Data records:

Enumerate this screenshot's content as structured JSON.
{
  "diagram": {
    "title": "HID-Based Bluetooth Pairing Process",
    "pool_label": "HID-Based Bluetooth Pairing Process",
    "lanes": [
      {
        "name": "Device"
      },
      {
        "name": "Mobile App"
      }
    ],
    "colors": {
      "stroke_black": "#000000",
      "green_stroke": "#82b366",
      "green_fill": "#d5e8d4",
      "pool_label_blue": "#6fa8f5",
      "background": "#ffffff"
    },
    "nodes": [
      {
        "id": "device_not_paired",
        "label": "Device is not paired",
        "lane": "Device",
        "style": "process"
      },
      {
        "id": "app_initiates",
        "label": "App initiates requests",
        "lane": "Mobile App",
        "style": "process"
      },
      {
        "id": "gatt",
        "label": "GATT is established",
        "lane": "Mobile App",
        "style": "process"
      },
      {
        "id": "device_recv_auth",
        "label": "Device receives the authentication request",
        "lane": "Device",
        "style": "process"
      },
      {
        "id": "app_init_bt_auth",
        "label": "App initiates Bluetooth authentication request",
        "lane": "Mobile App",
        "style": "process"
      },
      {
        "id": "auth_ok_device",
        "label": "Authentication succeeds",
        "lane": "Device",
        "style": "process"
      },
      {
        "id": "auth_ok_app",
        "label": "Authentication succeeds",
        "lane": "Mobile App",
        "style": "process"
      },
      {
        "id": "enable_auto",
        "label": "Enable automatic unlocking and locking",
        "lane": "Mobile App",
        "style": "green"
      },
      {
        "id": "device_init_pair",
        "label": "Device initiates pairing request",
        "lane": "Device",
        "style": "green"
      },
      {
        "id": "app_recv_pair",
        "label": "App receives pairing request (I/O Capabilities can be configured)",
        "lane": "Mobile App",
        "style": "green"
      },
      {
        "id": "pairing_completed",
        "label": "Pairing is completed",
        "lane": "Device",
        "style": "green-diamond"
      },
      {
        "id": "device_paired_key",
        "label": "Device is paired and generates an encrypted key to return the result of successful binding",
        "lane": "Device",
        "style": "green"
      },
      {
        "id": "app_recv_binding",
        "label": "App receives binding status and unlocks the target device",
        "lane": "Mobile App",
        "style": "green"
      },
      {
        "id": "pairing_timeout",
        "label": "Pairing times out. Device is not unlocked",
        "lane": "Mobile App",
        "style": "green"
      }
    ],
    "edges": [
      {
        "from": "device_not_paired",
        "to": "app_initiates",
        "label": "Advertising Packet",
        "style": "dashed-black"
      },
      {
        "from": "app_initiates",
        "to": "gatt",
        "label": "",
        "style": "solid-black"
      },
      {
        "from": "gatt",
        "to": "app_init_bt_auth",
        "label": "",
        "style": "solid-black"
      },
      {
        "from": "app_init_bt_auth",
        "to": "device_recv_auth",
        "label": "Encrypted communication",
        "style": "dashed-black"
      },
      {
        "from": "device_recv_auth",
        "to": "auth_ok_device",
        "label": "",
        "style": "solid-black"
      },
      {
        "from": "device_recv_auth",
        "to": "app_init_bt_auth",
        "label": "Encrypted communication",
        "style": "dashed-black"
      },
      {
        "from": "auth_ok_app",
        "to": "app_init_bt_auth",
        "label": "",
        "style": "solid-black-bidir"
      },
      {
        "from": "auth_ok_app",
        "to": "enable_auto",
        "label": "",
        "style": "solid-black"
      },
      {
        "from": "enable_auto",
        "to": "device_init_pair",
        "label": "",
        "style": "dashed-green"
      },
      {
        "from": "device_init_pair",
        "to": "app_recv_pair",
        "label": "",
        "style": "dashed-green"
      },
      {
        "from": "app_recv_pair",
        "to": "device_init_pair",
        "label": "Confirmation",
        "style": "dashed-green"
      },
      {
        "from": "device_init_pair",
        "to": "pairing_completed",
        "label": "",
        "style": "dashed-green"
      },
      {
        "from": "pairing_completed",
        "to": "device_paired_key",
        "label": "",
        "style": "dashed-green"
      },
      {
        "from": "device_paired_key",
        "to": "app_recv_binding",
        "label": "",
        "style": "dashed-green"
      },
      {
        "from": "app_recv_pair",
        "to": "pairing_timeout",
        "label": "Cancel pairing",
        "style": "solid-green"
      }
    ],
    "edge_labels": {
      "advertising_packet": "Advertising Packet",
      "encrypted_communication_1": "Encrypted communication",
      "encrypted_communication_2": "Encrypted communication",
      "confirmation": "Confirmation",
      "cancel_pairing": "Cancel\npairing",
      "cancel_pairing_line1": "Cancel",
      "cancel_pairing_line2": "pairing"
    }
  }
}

» Problem to solve
Output the records exactly, including every line.

» Result for this task
Enumerate this screenshot's content as structured JSON.
{
  "diagram": {
    "title": "HID-Based Bluetooth Pairing Process",
    "pool_label": "HID-Based Bluetooth Pairing Process",
    "lanes": [
      {
        "name": "Device"
      },
      {
        "name": "Mobile App"
      }
    ],
    "colors": {
      "stroke_black": "#000000",
      "green_stroke": "#82b366",
      "green_fill": "#d5e8d4",
      "pool_label_blue": "#6fa8f5",
      "background": "#ffffff"
    },
    "nodes": [
      {
        "id": "device_not_paired",
        "label": "Device is not paired",
        "lane": "Device",
        "style": "process"
      },
      {
        "id": "app_initiates",
        "label": "App initiates requests",
        "lane": "Mobile App",
        "style": "process"
      },
      {
        "id": "gatt",
        "label": "GATT is established",
        "lane": "Mobile App",
        "style": "process"
      },
      {
        "id": "device_recv_auth",
        "label": "Device receives the authentication request",
        "lane": "Device",
        "style": "process"
      },
      {
        "id": "app_init_bt_auth",
        "label": "App initiates Bluetooth authentication request",
        "lane": "Mobile App",
        "style": "process"
      },
      {
        "id": "auth_ok_device",
        "label": "Authentication succeeds",
        "lane": "Device",
        "style": "process"
      },
      {
        "id": "auth_ok_app",
        "label": "Authentication succeeds",
        "lane": "Mobile App",
        "style": "process"
      },
      {
        "id": "enable_auto",
        "label": "Enable automatic unlocking and locking",
        "lane": "Mobile App",
        "style": "green"
      },
      {
        "id": "device_init_pair",
        "label": "Device initiates pairing request",
        "lane": "Device",
        "style": "green"
      },
      {
        "id": "app_recv_pair",
        "label": "App receives pairing request (I/O Capabilities can be configured)",
        "lane": "Mobile App",
        "style": "green"
      },
      {
        "id": "pairing_completed",
        "label": "Pairing is completed",
        "lane": "Device",
        "style": "green-diamond"
      },
      {
        "id": "device_paired_key",
        "label": "Device is paired and generates an encrypted key to return the result of successful binding",
        "lane": "Device",
        "style": "green"
      },
      {
        "id": "app_recv_binding",
        "label": "App receives binding status and unlocks the target device",
        "lane": "Mobile App",
        "style": "green"
      },
      {
        "id": "pairing_timeout",
        "label": "Pairing times out. Device is not unlocked",
        "lane": "Mobile App",
        "style": "green"
      }
    ],
    "edges": [
      {
        "from": "device_not_paired",
        "to": "app_initiates",
        "label": "Advertising Packet",
        "style": "dashed-black"
      },
      {
        "from": "app_initiates",
        "to": "gatt",
        "label": "",
        "style": "solid-black"
      },
      {
        "from": "gatt",
        "to": "app_init_bt_auth",
        "label": "",
        "style": "solid-black"
      },
      {
        "from": "app_init_bt_auth",
        "to": "device_recv_auth",
        "label": "Encrypted communication",
        "style": "dashed-black"
      },
      {
        "from": "device_recv_auth",
        "to": "auth_ok_device",
        "label": "",
        "style": "solid-black"
      },
      {
        "from": "device_recv_auth",
        "to": "app_init_bt_auth",
        "label": "Encrypted communication",
        "style": "dashed-black"
      },
      {
        "from": "auth_ok_app",
        "to": "app_init_bt_auth",
        "label": "",
        "style": "solid-black-bidir"
      },
      {
        "from": "auth_ok_app",
        "to": "enable_auto",
        "label": "",
        "style": "solid-black"
      },
      {
        "from": "enable_auto",
        "to": "device_init_pair",
        "label": "",
        "style": "dashed-green"
      },
      {
        "from": "device_init_pair",
        "to": "app_recv_pair",
        "label": "",
        "style": "dashed-green"
      },
      {
        "from": "app_recv_pair",
        "to": "device_init_pair",
        "label": "Confirmation",
        "style": "dashed-green"
      },
      {
        "from": "device_init_pair",
        "to": "pairing_completed",
        "label": "",
        "style": "dashed-green"
      },
      {
        "from": "pairing_completed",
        "to": "device_paired_key",
        "label": "",
        "style": "dashed-green"
      },
      {
        "from": "device_paired_key",
        "to": "app_recv_binding",
        "label": "",
        "style": "dashed-green"
      },
      {
        "from": "app_recv_pair",
        "to": "pairing_timeout",
        "label": "Cancel pairing",
        "style": "solid-green"
      }
    ],
    "edge_labels": {
      "advertising_packet": "Advertising Packet",
      "encrypted_communication_1": "Encrypted communication",
      "encrypted_communication_2": "Encrypted communication",
      "confirmation": "Confirmation",
      "cancel_pairing": "Cancel\npairing",
      "cancel_pairing_line1": "Cancel",
      "cancel_pairing_line2": "pairing"
    }
  }
}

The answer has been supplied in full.